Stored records
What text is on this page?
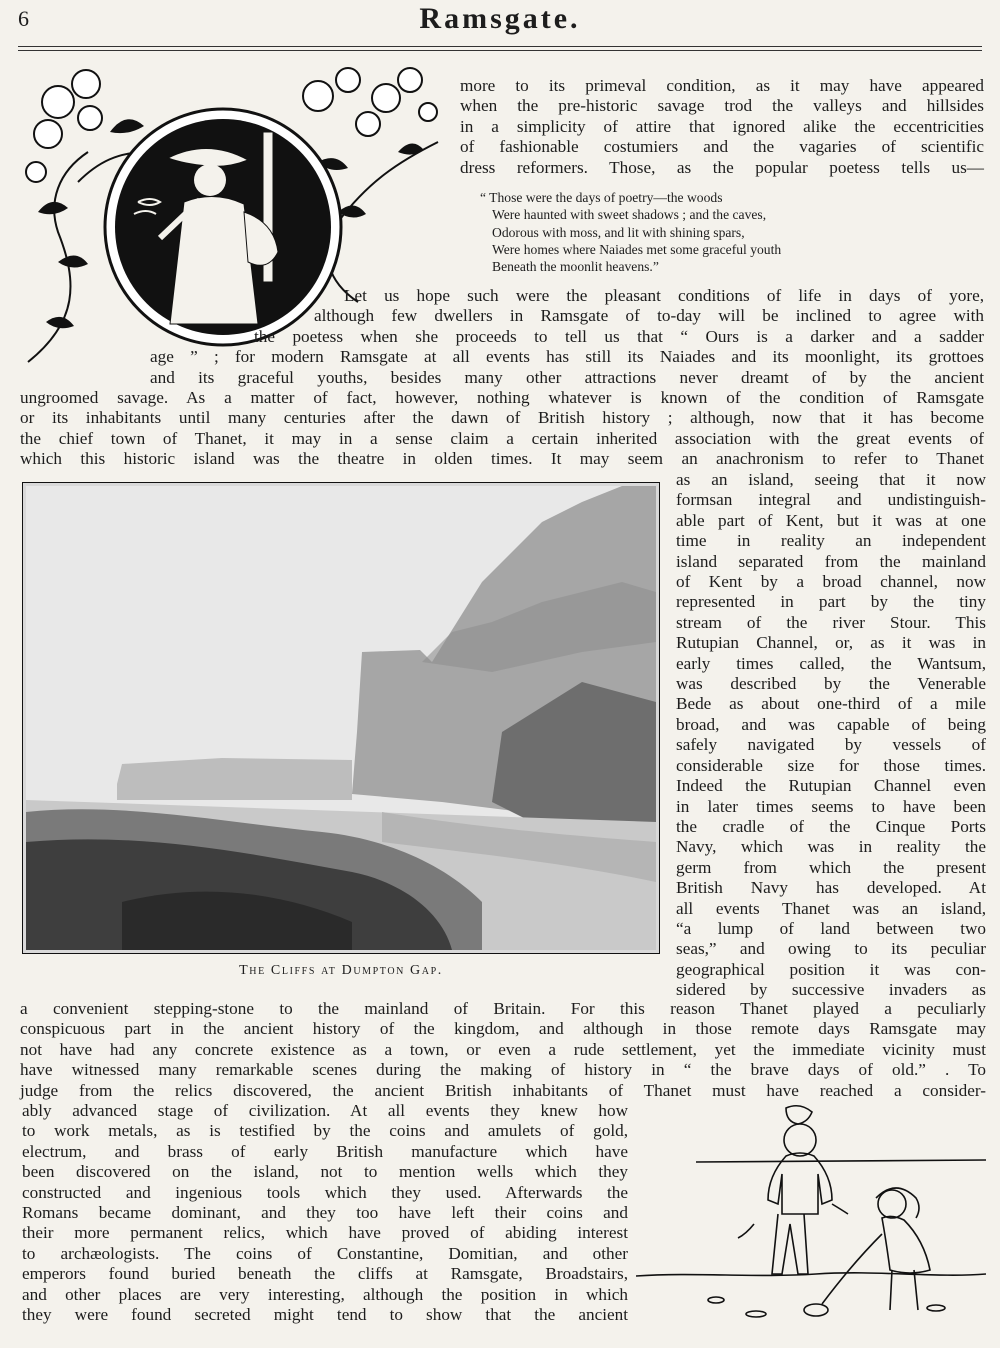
6	Ramsgate.

more to its primeval condition, as it may have appeared

when the pre-historic savage trod the valleys and hillsides

in a simplicity of attire that ignored alike the eccentricities

of fashionable costumiers and the vagaries of scientific

dress reformers. Those, as the popular poetess tells us—

“ Those were the days of poetry—the woods
Were haunted with sweet shadows ; and the caves,
Odorous with moss, and lit with shining spars,
Were homes where Naiades met some graceful youth
Beneath the moonlit heavens.”

Let us hope such were the pleasant conditions of life in days of yore,

although few dwellers in Ramsgate of to-day will be inclined to agree with

the poetess when she proceeds to tell us that “ Ours is a darker and a sadder

age ” ; for modern Ramsgate at all events has still its Naiades and its moonlight, its grottoes

and its graceful youths, besides many other attractions never dreamt of by the ancient

ungroomed savage. As a matter of fact, however, nothing whatever is known of the condition of Ramsgate

or its inhabitants until many centuries after the dawn of British history ; although, now that it has become

the chief town of Thanet, it may in a sense claim a certain inherited association with the great events of

which this historic island was the theatre in olden times. It may seem an anachronism to refer to Thanet

The Cliffs at Dumpton Gap.

as an island, seeing that it now

formsan integral and undistinguish-

able part of Kent, but it was at one

time in reality an independent

island separated from the mainland

of Kent by a broad channel, now

represented in part by the tiny

stream of the river Stour. This

Rutupian Channel, or, as it was in

early times called, the Wantsum,

was described by the Venerable

Bede as about one-third of a mile

broad, and was capable of being

safely navigated by vessels of

considerable size for those times.

Indeed the Rutupian Channel even

in later times seems to have been

the cradle of the Cinque Ports

Navy, which was in reality the

germ from which the present

British Navy has developed. At

all events Thanet was an island,

“a lump of land between two

seas,” and owing to its peculiar

geographical position it was con-

sidered by successive invaders as

a convenient stepping-stone to the mainland of Britain. For this reason Thanet played a peculiarly

conspicuous part in the ancient history of the kingdom, and although in those remote days Ramsgate may

not have had any concrete existence as a town, or even a rude settlement, yet the immediate vicinity must

have witnessed many remarkable scenes during the making of history in “ the brave days of old.” . To

judge from the relics discovered, the ancient British inhabitants of Thanet must have reached a consider-

ably advanced stage of civilization. At all events they knew how

to work metals, as is testified by the coins and amulets of gold,

electrum, and brass of early British manufacture which have

been discovered on the island, not to mention wells which they

constructed and ingenious tools which they used. Afterwards the

Romans became dominant, and they too have left their coins and

their more permanent relics, which have proved of abiding interest

to archæologists. The coins of Constantine, Domitian, and other

emperors found buried beneath the cliffs at Ramsgate, Broadstairs,

and other places are very interesting, although the position in which

they were found secreted might tend to show that the ancient
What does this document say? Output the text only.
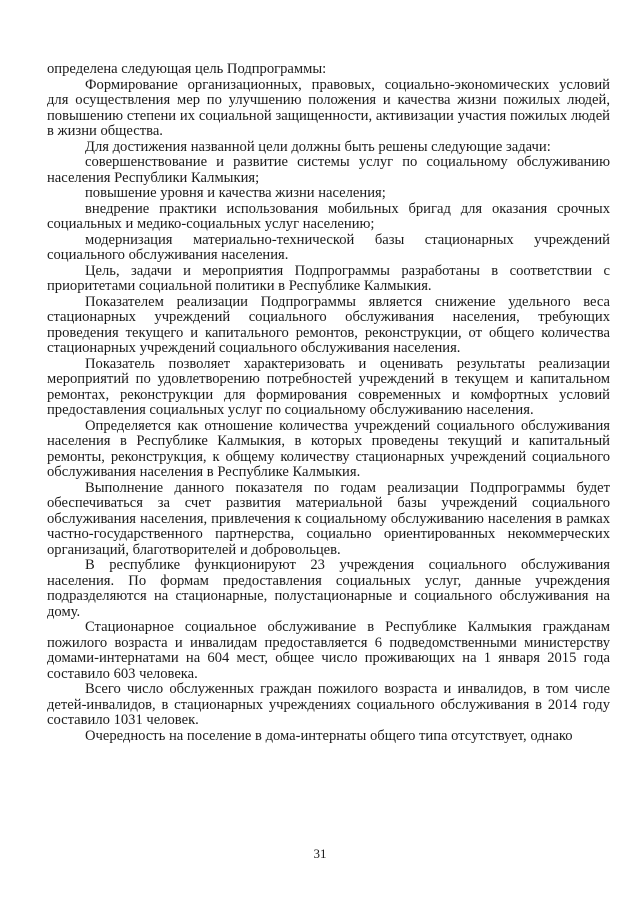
определена следующая цель Подпрограммы:

Формирование организационных, правовых, социально-экономических условий для осуществления мер по улучшению положения и качества жизни пожилых людей, повышению степени их социальной защищенности, активизации участия пожилых людей в жизни общества.

Для достижения названной цели должны быть решены следующие задачи:

совершенствование и развитие системы услуг по социальному обслуживанию населения Республики Калмыкия;

повышение уровня и качества жизни населения;

внедрение практики использования мобильных бригад для оказания срочных социальных и медико-социальных услуг населению;

модернизация материально-технической базы стационарных учреждений социального обслуживания населения.

Цель, задачи и мероприятия Подпрограммы разработаны в соответствии с приоритетами социальной политики в Республике Калмыкия.

Показателем реализации Подпрограммы является снижение удельного веса стационарных учреждений социального обслуживания населения, требующих проведения текущего и капитального ремонтов, реконструкции, от общего количества стационарных учреждений социального обслуживания населения.

Показатель позволяет характеризовать и оценивать результаты реализации мероприятий по удовлетворению потребностей учреждений в текущем и капитальном ремонтах, реконструкции для формирования современных и комфортных условий предоставления социальных услуг по социальному обслуживанию населения.

Определяется как отношение количества учреждений социального обслуживания населения в Республике Калмыкия, в которых проведены текущий и капитальный ремонты, реконструкция, к общему количеству стационарных учреждений социального обслуживания населения в Республике Калмыкия.

Выполнение данного показателя по годам реализации Подпрограммы будет обеспечиваться за счет развития материальной базы учреждений социального обслуживания населения, привлечения к социальному обслуживанию населения в рамках частно-государственного партнерства, социально ориентированных некоммерческих организаций, благотворителей и добровольцев.

В республике функционируют 23 учреждения социального обслуживания населения. По формам предоставления социальных услуг, данные учреждения подразделяются на стационарные, полустационарные и социального обслуживания на дому.

Стационарное социальное обслуживание в Республике Калмыкия гражданам пожилого возраста и инвалидам предоставляется 6 подведомственными министерству домами-интернатами на 604 мест, общее число проживающих на 1 января 2015 года составило 603 человека.

Всего число обслуженных граждан пожилого возраста и инвалидов, в том числе детей-инвалидов, в стационарных учреждениях социального обслуживания в 2014 году составило 1031 человек.

Очередность на поселение в дома-интернаты общего типа отсутствует, однако

31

Objective
Copy and report every line where the word "they" is present.

Full answer
ably advanced stage of civilization. At all events they knew how
been discovered on the island, not to mention wells which they
constructed and ingenious tools which they used. Afterwards the
Romans became dominant, and they too have left their coins and
they were found secreted might tend to show that the ancient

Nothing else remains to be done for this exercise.